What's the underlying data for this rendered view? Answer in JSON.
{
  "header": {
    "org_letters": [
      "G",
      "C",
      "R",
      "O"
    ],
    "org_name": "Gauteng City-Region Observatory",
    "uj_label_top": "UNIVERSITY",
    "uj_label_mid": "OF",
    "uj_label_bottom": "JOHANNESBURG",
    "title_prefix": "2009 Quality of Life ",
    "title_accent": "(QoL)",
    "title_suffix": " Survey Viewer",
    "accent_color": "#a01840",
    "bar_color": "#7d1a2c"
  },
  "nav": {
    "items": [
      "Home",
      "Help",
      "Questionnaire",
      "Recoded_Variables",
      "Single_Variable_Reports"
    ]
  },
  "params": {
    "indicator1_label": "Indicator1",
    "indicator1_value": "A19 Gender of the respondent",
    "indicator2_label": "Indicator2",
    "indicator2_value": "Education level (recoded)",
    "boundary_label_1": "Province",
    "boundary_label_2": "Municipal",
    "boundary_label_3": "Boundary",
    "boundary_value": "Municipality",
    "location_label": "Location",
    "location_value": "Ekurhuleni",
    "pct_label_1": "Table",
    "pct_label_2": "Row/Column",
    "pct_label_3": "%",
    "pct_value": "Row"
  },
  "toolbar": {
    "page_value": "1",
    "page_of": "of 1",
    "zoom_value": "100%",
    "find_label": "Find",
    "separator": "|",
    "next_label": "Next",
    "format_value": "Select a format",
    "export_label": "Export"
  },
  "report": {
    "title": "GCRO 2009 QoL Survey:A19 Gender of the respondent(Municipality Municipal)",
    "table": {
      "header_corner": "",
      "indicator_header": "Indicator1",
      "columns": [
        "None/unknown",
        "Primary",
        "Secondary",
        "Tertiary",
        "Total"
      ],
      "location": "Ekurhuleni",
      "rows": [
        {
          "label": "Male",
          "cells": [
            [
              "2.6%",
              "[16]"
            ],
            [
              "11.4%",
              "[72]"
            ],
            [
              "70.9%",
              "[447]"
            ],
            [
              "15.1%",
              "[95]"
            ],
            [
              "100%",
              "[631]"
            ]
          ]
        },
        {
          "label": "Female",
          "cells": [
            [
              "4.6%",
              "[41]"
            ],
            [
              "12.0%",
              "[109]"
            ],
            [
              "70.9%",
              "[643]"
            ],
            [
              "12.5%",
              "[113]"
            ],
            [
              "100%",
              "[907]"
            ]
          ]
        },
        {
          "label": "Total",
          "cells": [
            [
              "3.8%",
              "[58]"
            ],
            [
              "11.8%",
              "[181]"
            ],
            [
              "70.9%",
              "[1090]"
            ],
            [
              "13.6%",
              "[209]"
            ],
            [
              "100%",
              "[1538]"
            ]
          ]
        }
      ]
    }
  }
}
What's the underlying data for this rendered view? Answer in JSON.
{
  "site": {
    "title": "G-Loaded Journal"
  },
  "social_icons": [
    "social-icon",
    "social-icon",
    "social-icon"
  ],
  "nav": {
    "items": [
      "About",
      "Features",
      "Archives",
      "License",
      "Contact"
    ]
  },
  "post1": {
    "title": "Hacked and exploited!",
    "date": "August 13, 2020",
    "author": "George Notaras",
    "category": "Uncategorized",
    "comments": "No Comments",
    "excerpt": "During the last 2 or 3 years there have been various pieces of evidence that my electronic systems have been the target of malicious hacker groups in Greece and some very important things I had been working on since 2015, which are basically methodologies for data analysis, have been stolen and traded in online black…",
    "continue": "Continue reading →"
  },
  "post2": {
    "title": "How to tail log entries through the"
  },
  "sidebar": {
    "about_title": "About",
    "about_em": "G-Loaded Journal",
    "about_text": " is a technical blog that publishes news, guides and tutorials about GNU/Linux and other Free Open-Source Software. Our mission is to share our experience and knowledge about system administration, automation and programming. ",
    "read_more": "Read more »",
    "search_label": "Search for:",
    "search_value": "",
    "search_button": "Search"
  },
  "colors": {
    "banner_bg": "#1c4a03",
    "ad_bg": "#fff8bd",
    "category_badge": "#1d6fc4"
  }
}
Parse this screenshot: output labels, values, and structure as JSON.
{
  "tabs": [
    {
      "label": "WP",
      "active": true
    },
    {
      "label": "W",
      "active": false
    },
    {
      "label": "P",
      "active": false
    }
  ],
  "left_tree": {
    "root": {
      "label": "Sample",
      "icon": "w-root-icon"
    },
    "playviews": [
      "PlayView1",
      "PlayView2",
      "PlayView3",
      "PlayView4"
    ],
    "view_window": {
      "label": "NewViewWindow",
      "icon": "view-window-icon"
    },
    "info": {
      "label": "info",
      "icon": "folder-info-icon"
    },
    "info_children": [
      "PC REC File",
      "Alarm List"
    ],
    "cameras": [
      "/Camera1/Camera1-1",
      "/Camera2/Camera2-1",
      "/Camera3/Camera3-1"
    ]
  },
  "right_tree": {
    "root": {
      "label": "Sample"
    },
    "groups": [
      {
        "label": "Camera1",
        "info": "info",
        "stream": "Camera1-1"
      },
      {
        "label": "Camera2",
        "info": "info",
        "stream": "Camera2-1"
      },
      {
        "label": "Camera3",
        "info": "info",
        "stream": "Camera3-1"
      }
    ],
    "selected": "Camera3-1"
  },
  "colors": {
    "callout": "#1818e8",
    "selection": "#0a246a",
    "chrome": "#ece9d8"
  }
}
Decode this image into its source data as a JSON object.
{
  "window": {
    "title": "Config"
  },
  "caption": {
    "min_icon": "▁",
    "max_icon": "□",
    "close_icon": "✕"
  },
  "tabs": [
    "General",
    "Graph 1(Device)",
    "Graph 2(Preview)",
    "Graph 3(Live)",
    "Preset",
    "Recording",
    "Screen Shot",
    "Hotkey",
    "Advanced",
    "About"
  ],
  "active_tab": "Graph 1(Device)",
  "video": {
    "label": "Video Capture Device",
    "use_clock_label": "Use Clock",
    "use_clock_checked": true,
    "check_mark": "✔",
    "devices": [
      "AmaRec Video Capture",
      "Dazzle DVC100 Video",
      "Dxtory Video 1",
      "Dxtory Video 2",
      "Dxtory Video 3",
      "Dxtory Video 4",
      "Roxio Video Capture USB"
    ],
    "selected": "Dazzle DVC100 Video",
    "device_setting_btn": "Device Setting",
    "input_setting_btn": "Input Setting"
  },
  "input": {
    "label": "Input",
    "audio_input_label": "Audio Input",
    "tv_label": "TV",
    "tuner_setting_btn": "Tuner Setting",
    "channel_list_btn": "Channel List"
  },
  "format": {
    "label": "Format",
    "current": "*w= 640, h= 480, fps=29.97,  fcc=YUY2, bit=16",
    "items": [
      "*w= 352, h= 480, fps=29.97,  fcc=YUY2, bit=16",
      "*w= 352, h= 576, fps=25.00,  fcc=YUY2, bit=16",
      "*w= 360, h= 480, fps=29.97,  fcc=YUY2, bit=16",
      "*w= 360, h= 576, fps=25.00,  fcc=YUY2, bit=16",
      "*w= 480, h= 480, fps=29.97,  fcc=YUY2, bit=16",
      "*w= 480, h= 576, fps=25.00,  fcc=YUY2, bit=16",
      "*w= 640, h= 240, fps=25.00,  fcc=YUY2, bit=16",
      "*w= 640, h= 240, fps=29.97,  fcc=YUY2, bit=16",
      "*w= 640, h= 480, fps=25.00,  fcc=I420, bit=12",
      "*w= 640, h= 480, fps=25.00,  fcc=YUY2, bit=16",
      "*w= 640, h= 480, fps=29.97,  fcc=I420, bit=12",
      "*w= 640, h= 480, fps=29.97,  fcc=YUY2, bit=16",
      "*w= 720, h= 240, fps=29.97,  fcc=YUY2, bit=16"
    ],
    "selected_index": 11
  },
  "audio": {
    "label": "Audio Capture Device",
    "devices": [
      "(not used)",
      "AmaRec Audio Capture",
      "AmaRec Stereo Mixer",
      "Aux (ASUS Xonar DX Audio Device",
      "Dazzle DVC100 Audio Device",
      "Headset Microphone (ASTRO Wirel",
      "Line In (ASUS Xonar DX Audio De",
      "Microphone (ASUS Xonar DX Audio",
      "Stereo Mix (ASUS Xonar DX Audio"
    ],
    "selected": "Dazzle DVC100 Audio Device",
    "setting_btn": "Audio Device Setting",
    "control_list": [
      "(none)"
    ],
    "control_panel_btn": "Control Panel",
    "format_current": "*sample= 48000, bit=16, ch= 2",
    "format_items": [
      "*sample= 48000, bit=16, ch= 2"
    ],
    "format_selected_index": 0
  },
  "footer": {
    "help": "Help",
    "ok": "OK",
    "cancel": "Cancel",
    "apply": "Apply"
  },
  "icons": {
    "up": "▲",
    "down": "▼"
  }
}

- [The task]
Return from the data every line that holds "Xonar".

- [Task response]
      "Aux (ASUS Xonar DX Audio Device",
      "Line In (ASUS Xonar DX Audio De",
      "Microphone (ASUS Xonar DX Audio",
      "Stereo Mix (ASUS Xonar DX Audio"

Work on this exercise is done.